> [The exercise]:
Locate and copy each line in the data that contains the word "document".

> [Information given]:
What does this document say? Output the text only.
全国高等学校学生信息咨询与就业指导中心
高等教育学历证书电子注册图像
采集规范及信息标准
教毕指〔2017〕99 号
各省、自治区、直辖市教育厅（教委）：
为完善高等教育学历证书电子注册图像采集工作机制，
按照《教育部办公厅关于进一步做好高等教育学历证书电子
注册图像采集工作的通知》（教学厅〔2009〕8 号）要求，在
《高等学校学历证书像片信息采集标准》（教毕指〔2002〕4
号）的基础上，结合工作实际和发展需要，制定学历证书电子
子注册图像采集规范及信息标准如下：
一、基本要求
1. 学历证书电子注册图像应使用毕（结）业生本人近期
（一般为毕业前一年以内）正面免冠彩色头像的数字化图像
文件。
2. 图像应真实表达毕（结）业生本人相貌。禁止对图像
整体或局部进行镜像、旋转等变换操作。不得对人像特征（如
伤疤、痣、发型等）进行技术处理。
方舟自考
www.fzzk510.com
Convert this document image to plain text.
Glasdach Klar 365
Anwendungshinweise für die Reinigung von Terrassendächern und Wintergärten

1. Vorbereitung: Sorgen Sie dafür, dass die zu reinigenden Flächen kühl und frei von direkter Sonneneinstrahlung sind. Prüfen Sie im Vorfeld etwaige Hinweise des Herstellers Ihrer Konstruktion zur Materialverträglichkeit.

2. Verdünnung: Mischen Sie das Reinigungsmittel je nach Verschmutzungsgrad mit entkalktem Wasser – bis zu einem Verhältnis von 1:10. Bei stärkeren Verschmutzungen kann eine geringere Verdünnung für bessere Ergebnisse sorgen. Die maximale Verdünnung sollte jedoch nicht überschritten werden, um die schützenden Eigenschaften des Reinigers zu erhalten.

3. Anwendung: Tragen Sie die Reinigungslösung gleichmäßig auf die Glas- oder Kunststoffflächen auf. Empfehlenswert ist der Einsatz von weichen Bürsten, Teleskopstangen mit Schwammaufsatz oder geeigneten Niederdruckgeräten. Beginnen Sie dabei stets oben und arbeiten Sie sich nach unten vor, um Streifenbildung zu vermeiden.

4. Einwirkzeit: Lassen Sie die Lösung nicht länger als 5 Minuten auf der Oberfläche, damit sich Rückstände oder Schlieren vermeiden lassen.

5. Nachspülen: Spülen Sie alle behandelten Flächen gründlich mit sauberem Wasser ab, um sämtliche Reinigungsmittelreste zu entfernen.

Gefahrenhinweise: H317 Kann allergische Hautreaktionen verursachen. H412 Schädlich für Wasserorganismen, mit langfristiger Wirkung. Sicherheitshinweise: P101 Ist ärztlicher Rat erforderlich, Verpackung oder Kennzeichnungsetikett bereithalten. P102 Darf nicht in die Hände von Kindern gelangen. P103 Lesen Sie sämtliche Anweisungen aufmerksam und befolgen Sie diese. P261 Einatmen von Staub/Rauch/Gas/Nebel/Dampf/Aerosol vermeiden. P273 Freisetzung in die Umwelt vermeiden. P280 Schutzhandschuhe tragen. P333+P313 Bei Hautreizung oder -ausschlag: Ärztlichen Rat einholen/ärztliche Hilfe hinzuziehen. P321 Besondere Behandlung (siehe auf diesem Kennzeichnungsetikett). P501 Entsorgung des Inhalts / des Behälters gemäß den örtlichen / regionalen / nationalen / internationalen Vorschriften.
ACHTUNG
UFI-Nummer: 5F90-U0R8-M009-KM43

> [Task result]:
What does this document say? Output the text only.
Convert this document image to plain text.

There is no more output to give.